Exercise prompt: Reproduce every entry exactly as shown.

Input rows:

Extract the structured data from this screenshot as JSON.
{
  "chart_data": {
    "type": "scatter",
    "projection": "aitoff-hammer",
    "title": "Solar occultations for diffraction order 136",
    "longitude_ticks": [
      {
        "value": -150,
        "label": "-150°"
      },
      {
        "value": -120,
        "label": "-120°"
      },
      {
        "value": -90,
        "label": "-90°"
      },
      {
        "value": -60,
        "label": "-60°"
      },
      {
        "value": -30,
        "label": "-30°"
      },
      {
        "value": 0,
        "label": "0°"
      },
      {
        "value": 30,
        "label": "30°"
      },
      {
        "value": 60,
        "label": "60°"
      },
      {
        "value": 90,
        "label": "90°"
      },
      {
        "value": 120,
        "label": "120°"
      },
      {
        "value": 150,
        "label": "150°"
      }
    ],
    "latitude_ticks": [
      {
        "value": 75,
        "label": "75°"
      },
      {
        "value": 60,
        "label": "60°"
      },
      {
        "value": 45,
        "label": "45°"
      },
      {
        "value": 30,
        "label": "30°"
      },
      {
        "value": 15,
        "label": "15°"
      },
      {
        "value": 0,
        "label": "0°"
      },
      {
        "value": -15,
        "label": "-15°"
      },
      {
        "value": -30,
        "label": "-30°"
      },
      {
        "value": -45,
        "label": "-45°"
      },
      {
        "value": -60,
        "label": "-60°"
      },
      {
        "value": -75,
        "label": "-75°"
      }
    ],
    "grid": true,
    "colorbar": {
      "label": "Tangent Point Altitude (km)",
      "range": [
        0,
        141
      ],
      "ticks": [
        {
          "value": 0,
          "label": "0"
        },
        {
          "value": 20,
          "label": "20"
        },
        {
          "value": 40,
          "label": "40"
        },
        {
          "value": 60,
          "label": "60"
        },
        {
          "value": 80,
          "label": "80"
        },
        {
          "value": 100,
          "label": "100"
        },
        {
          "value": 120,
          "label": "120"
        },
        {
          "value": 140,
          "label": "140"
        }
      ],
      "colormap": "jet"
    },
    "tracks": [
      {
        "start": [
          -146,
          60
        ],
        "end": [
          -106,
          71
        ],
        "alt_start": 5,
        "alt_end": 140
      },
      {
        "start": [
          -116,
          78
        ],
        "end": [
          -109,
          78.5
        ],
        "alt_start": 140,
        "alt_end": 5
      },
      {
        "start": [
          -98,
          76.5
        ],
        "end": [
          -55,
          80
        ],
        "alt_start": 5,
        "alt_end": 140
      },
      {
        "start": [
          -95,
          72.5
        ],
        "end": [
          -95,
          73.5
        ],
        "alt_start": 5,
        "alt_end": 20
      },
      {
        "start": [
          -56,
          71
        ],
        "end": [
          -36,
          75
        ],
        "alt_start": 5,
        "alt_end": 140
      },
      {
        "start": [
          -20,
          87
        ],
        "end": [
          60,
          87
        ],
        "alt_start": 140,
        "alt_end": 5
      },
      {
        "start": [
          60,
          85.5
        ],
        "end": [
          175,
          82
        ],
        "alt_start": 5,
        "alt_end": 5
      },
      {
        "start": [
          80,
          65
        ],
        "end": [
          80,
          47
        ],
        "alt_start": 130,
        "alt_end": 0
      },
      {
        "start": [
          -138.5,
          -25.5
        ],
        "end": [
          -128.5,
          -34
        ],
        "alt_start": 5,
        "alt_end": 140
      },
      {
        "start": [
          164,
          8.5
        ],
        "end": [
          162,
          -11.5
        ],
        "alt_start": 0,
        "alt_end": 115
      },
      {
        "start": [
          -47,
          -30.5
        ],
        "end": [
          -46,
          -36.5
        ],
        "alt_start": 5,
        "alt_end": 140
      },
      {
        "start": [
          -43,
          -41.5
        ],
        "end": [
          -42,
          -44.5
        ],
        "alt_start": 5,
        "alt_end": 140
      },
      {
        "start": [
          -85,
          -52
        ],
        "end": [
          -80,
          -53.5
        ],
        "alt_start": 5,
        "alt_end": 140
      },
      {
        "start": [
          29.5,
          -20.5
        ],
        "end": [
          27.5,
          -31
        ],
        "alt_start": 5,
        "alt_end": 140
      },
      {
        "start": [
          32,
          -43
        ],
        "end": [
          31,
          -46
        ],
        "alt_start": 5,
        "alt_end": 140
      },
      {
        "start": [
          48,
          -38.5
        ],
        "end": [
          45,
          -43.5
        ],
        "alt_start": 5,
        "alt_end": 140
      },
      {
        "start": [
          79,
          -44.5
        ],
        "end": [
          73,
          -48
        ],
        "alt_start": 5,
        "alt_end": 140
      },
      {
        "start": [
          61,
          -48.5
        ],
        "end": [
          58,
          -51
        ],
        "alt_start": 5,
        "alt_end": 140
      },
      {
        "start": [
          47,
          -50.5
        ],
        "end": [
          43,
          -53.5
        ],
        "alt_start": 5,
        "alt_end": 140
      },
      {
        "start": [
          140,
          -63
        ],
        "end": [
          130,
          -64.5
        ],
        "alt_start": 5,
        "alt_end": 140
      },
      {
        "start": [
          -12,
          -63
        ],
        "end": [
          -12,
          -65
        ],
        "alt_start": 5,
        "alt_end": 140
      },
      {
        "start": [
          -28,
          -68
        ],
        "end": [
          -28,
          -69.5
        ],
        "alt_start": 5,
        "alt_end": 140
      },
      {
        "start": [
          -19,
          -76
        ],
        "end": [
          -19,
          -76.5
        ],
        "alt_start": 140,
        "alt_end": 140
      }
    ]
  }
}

Response to the task:
Extract the structured data from this screenshot as JSON.
{
  "chart_data": {
    "type": "scatter",
    "projection": "aitoff-hammer",
    "title": "Solar occultations for diffraction order 136",
    "longitude_ticks": [
      {
        "value": -150,
        "label": "-150°"
      },
      {
        "value": -120,
        "label": "-120°"
      },
      {
        "value": -90,
        "label": "-90°"
      },
      {
        "value": -60,
        "label": "-60°"
      },
      {
        "value": -30,
        "label": "-30°"
      },
      {
        "value": 0,
        "label": "0°"
      },
      {
        "value": 30,
        "label": "30°"
      },
      {
        "value": 60,
        "label": "60°"
      },
      {
        "value": 90,
        "label": "90°"
      },
      {
        "value": 120,
        "label": "120°"
      },
      {
        "value": 150,
        "label": "150°"
      }
    ],
    "latitude_ticks": [
      {
        "value": 75,
        "label": "75°"
      },
      {
        "value": 60,
        "label": "60°"
      },
      {
        "value": 45,
        "label": "45°"
      },
      {
        "value": 30,
        "label": "30°"
      },
      {
        "value": 15,
        "label": "15°"
      },
      {
        "value": 0,
        "label": "0°"
      },
      {
        "value": -15,
        "label": "-15°"
      },
      {
        "value": -30,
        "label": "-30°"
      },
      {
        "value": -45,
        "label": "-45°"
      },
      {
        "value": -60,
        "label": "-60°"
      },
      {
        "value": -75,
        "label": "-75°"
      }
    ],
    "grid": true,
    "colorbar": {
      "label": "Tangent Point Altitude (km)",
      "range": [
        0,
        141
      ],
      "ticks": [
        {
          "value": 0,
          "label": "0"
        },
        {
          "value": 20,
          "label": "20"
        },
        {
          "value": 40,
          "label": "40"
        },
        {
          "value": 60,
          "label": "60"
        },
        {
          "value": 80,
          "label": "80"
        },
        {
          "value": 100,
          "label": "100"
        },
        {
          "value": 120,
          "label": "120"
        },
        {
          "value": 140,
          "label": "140"
        }
      ],
      "colormap": "jet"
    },
    "tracks": [
      {
        "start": [
          -146,
          60
        ],
        "end": [
          -106,
          71
        ],
        "alt_start": 5,
        "alt_end": 140
      },
      {
        "start": [
          -116,
          78
        ],
        "end": [
          -109,
          78.5
        ],
        "alt_start": 140,
        "alt_end": 5
      },
      {
        "start": [
          -98,
          76.5
        ],
        "end": [
          -55,
          80
        ],
        "alt_start": 5,
        "alt_end": 140
      },
      {
        "start": [
          -95,
          72.5
        ],
        "end": [
          -95,
          73.5
        ],
        "alt_start": 5,
        "alt_end": 20
      },
      {
        "start": [
          -56,
          71
        ],
        "end": [
          -36,
          75
        ],
        "alt_start": 5,
        "alt_end": 140
      },
      {
        "start": [
          -20,
          87
        ],
        "end": [
          60,
          87
        ],
        "alt_start": 140,
        "alt_end": 5
      },
      {
        "start": [
          60,
          85.5
        ],
        "end": [
          175,
          82
        ],
        "alt_start": 5,
        "alt_end": 5
      },
      {
        "start": [
          80,
          65
        ],
        "end": [
          80,
          47
        ],
        "alt_start": 130,
        "alt_end": 0
      },
      {
        "start": [
          -138.5,
          -25.5
        ],
        "end": [
          -128.5,
          -34
        ],
        "alt_start": 5,
        "alt_end": 140
      },
      {
        "start": [
          164,
          8.5
        ],
        "end": [
          162,
          -11.5
        ],
        "alt_start": 0,
        "alt_end": 115
      },
      {
        "start": [
          -47,
          -30.5
        ],
        "end": [
          -46,
          -36.5
        ],
        "alt_start": 5,
        "alt_end": 140
      },
      {
        "start": [
          -43,
          -41.5
        ],
        "end": [
          -42,
          -44.5
        ],
        "alt_start": 5,
        "alt_end": 140
      },
      {
        "start": [
          -85,
          -52
        ],
        "end": [
          -80,
          -53.5
        ],
        "alt_start": 5,
        "alt_end": 140
      },
      {
        "start": [
          29.5,
          -20.5
        ],
        "end": [
          27.5,
          -31
        ],
        "alt_start": 5,
        "alt_end": 140
      },
      {
        "start": [
          32,
          -43
        ],
        "end": [
          31,
          -46
        ],
        "alt_start": 5,
        "alt_end": 140
      },
      {
        "start": [
          48,
          -38.5
        ],
        "end": [
          45,
          -43.5
        ],
        "alt_start": 5,
        "alt_end": 140
      },
      {
        "start": [
          79,
          -44.5
        ],
        "end": [
          73,
          -48
        ],
        "alt_start": 5,
        "alt_end": 140
      },
      {
        "start": [
          61,
          -48.5
        ],
        "end": [
          58,
          -51
        ],
        "alt_start": 5,
        "alt_end": 140
      },
      {
        "start": [
          47,
          -50.5
        ],
        "end": [
          43,
          -53.5
        ],
        "alt_start": 5,
        "alt_end": 140
      },
      {
        "start": [
          140,
          -63
        ],
        "end": [
          130,
          -64.5
        ],
        "alt_start": 5,
        "alt_end": 140
      },
      {
        "start": [
          -12,
          -63
        ],
        "end": [
          -12,
          -65
        ],
        "alt_start": 5,
        "alt_end": 140
      },
      {
        "start": [
          -28,
          -68
        ],
        "end": [
          -28,
          -69.5
        ],
        "alt_start": 5,
        "alt_end": 140
      },
      {
        "start": [
          -19,
          -76
        ],
        "end": [
          -19,
          -76.5
        ],
        "alt_start": 140,
        "alt_end": 140
      }
    ]
  }
}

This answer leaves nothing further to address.